__Task statement__. Retype the listing that follows, exactly as written.

__Stored rows__.
====
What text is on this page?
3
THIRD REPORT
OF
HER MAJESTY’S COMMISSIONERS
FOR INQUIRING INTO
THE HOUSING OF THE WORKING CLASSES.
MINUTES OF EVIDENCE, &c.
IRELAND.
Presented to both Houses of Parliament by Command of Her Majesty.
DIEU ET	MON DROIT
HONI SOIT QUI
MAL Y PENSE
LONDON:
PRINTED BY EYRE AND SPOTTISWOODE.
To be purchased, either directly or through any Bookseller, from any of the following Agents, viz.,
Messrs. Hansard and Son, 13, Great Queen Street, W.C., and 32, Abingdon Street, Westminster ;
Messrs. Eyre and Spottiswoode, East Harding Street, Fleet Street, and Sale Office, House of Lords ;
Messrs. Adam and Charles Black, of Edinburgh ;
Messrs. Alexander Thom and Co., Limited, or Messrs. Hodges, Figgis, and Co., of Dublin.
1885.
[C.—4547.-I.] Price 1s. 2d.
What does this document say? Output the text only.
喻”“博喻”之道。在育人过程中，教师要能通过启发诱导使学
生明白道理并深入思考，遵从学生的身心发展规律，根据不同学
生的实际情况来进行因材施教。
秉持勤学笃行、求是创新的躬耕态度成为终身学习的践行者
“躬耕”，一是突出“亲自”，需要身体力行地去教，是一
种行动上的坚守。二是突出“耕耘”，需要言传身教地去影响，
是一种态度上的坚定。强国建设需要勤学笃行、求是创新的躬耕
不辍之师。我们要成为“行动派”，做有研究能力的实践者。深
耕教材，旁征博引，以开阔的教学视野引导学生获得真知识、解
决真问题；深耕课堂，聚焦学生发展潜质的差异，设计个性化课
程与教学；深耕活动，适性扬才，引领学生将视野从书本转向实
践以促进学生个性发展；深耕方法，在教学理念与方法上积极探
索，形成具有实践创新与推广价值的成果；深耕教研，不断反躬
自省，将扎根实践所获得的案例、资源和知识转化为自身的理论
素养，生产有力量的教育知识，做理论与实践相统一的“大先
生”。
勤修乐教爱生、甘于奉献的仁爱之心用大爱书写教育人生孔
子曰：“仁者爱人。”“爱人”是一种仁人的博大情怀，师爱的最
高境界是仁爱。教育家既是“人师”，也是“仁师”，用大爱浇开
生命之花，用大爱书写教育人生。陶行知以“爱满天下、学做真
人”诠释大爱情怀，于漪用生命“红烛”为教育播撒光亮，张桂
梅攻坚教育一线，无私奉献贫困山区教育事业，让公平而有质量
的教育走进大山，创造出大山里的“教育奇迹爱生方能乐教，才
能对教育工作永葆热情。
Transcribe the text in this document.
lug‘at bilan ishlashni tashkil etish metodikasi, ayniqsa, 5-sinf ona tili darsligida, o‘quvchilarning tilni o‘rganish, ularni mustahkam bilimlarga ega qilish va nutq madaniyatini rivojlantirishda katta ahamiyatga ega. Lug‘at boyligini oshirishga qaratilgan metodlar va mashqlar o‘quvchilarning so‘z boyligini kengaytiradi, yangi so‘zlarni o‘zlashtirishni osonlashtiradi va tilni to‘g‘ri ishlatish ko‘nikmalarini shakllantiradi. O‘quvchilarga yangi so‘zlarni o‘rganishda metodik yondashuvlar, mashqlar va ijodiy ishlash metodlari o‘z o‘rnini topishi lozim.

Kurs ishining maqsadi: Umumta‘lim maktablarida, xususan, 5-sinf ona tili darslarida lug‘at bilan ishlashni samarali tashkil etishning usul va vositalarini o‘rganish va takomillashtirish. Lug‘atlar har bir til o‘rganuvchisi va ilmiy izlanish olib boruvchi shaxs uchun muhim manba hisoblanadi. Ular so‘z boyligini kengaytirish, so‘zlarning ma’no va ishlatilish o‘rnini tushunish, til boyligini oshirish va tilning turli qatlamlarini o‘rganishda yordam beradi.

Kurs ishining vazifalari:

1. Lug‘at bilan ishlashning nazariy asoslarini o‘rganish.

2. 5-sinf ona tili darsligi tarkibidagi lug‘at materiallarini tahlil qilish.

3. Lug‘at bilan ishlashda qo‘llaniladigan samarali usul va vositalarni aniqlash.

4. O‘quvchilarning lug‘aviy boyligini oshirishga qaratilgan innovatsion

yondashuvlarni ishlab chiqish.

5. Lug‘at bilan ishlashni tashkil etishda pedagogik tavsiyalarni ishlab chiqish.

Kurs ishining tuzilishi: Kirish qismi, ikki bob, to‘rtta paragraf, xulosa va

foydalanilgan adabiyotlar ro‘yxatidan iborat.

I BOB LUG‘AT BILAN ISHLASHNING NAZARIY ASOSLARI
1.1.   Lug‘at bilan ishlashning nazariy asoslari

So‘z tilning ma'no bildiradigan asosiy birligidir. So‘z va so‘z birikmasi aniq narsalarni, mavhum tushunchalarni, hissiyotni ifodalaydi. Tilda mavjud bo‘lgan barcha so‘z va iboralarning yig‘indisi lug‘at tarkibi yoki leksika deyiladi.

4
====
__Solution to the exercise__.
What text is on this page?
3
THIRD REPORT
OF
HER MAJESTY’S COMMISSIONERS
FOR INQUIRING INTO
THE HOUSING OF THE WORKING CLASSES.
MINUTES OF EVIDENCE, &c.
IRELAND.
Presented to both Houses of Parliament by Command of Her Majesty.
DIEU ET	MON DROIT
HONI SOIT QUI
MAL Y PENSE
LONDON:
PRINTED BY EYRE AND SPOTTISWOODE.
To be purchased, either directly or through any Bookseller, from any of the following Agents, viz.,
Messrs. Hansard and Son, 13, Great Queen Street, W.C., and 32, Abingdon Street, Westminster ;
Messrs. Eyre and Spottiswoode, East Harding Street, Fleet Street, and Sale Office, House of Lords ;
Messrs. Adam and Charles Black, of Edinburgh ;
Messrs. Alexander Thom and Co., Limited, or Messrs. Hodges, Figgis, and Co., of Dublin.
1885.
[C.—4547.-I.] Price 1s. 2d.
What does this document say? Output the text only.
喻”“博喻”之道。在育人过程中，教师要能通过启发诱导使学
生明白道理并深入思考，遵从学生的身心发展规律，根据不同学
生的实际情况来进行因材施教。
秉持勤学笃行、求是创新的躬耕态度成为终身学习的践行者
“躬耕”，一是突出“亲自”，需要身体力行地去教，是一
种行动上的坚守。二是突出“耕耘”，需要言传身教地去影响，
是一种态度上的坚定。强国建设需要勤学笃行、求是创新的躬耕
不辍之师。我们要成为“行动派”，做有研究能力的实践者。深
耕教材，旁征博引，以开阔的教学视野引导学生获得真知识、解
决真问题；深耕课堂，聚焦学生发展潜质的差异，设计个性化课
程与教学；深耕活动，适性扬才，引领学生将视野从书本转向实
践以促进学生个性发展；深耕方法，在教学理念与方法上积极探
索，形成具有实践创新与推广价值的成果；深耕教研，不断反躬
自省，将扎根实践所获得的案例、资源和知识转化为自身的理论
素养，生产有力量的教育知识，做理论与实践相统一的“大先
生”。
勤修乐教爱生、甘于奉献的仁爱之心用大爱书写教育人生孔
子曰：“仁者爱人。”“爱人”是一种仁人的博大情怀，师爱的最
高境界是仁爱。教育家既是“人师”，也是“仁师”，用大爱浇开
生命之花，用大爱书写教育人生。陶行知以“爱满天下、学做真
人”诠释大爱情怀，于漪用生命“红烛”为教育播撒光亮，张桂
梅攻坚教育一线，无私奉献贫困山区教育事业，让公平而有质量
的教育走进大山，创造出大山里的“教育奇迹爱生方能乐教，才
能对教育工作永葆热情。
Transcribe the text in this document.
lug‘at bilan ishlashni tashkil etish metodikasi, ayniqsa, 5-sinf ona tili darsligida, o‘quvchilarning tilni o‘rganish, ularni mustahkam bilimlarga ega qilish va nutq madaniyatini rivojlantirishda katta ahamiyatga ega. Lug‘at boyligini oshirishga qaratilgan metodlar va mashqlar o‘quvchilarning so‘z boyligini kengaytiradi, yangi so‘zlarni o‘zlashtirishni osonlashtiradi va tilni to‘g‘ri ishlatish ko‘nikmalarini shakllantiradi. O‘quvchilarga yangi so‘zlarni o‘rganishda metodik yondashuvlar, mashqlar va ijodiy ishlash metodlari o‘z o‘rnini topishi lozim.

Kurs ishining maqsadi: Umumta‘lim maktablarida, xususan, 5-sinf ona tili darslarida lug‘at bilan ishlashni samarali tashkil etishning usul va vositalarini o‘rganish va takomillashtirish. Lug‘atlar har bir til o‘rganuvchisi va ilmiy izlanish olib boruvchi shaxs uchun muhim manba hisoblanadi. Ular so‘z boyligini kengaytirish, so‘zlarning ma’no va ishlatilish o‘rnini tushunish, til boyligini oshirish va tilning turli qatlamlarini o‘rganishda yordam beradi.

Kurs ishining vazifalari:

1. Lug‘at bilan ishlashning nazariy asoslarini o‘rganish.

2. 5-sinf ona tili darsligi tarkibidagi lug‘at materiallarini tahlil qilish.

3. Lug‘at bilan ishlashda qo‘llaniladigan samarali usul va vositalarni aniqlash.

4. O‘quvchilarning lug‘aviy boyligini oshirishga qaratilgan innovatsion

yondashuvlarni ishlab chiqish.

5. Lug‘at bilan ishlashni tashkil etishda pedagogik tavsiyalarni ishlab chiqish.

Kurs ishining tuzilishi: Kirish qismi, ikki bob, to‘rtta paragraf, xulosa va

foydalanilgan adabiyotlar ro‘yxatidan iborat.

I BOB LUG‘AT BILAN ISHLASHNING NAZARIY ASOSLARI
1.1.   Lug‘at bilan ishlashning nazariy asoslari

So‘z tilning ma'no bildiradigan asosiy birligidir. So‘z va so‘z birikmasi aniq narsalarni, mavhum tushunchalarni, hissiyotni ifodalaydi. Tilda mavjud bo‘lgan barcha so‘z va iboralarning yig‘indisi lug‘at tarkibi yoki leksika deyiladi.

4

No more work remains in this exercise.